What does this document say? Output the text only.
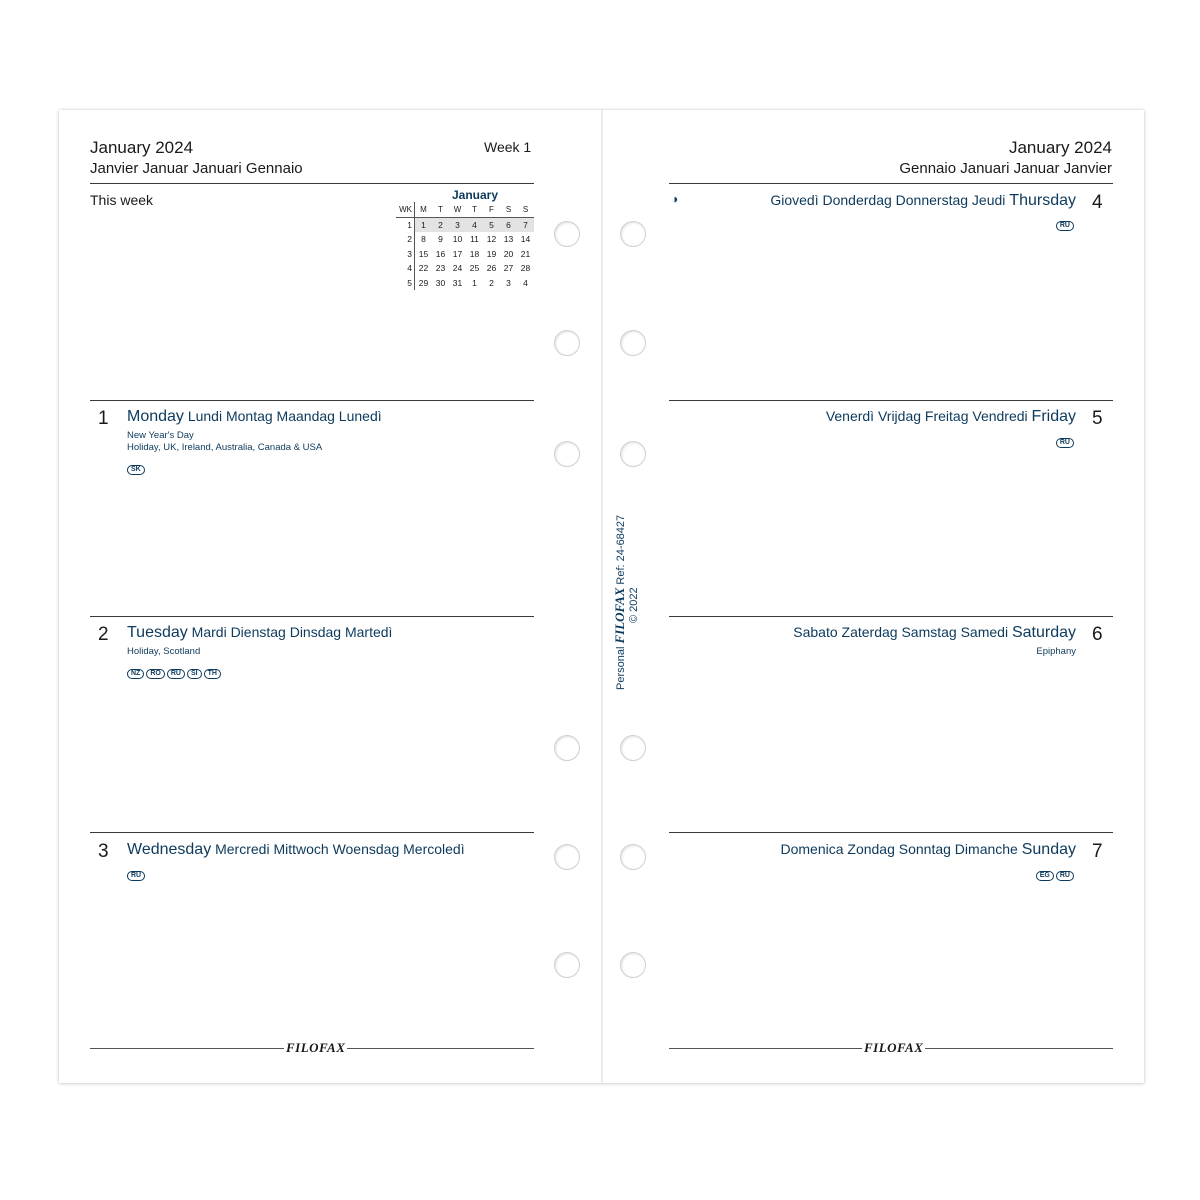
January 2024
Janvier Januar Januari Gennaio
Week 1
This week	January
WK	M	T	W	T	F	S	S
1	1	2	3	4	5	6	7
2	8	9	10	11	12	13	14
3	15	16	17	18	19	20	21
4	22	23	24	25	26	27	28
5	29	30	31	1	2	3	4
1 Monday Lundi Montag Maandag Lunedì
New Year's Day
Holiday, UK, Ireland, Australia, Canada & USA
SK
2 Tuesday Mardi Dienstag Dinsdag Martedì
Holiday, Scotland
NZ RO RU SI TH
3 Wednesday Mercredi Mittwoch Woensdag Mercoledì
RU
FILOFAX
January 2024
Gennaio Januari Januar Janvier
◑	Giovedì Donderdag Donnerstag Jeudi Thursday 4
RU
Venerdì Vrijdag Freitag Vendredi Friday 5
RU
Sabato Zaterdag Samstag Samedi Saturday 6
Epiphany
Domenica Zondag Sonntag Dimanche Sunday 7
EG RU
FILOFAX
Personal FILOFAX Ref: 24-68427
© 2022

++++

**SHORT EXERCISE:** Leave out every picture and copy the rest of the records exactly.

**RESULT:**
What does this document say? Output the text only.
January 2024
Janvier Januar Januari Gennaio
Week 1
This week	January
WK	M	T	W	T	F	S	S
1	1	2	3	4	5	6	7
2	8	9	10	11	12	13	14
3	15	16	17	18	19	20	21
4	22	23	24	25	26	27	28
5	29	30	31	1	2	3	4
1 Monday Lundi Montag Maandag Lunedì
New Year's Day
Holiday, UK, Ireland, Australia, Canada & USA
SK
2 Tuesday Mardi Dienstag Dinsdag Martedì
Holiday, Scotland
NZ RO RU SI TH
3 Wednesday Mercredi Mittwoch Woensdag Mercoledì
RU
FILOFAX
January 2024
Gennaio Januari Januar Janvier
◑	Giovedì Donderdag Donnerstag Jeudi Thursday 4
RU
Venerdì Vrijdag Freitag Vendredi Friday 5
RU
Sabato Zaterdag Samstag Samedi Saturday 6
Epiphany
Domenica Zondag Sonntag Dimanche Sunday 7
EG RU
FILOFAX
Personal FILOFAX Ref: 24-68427
© 2022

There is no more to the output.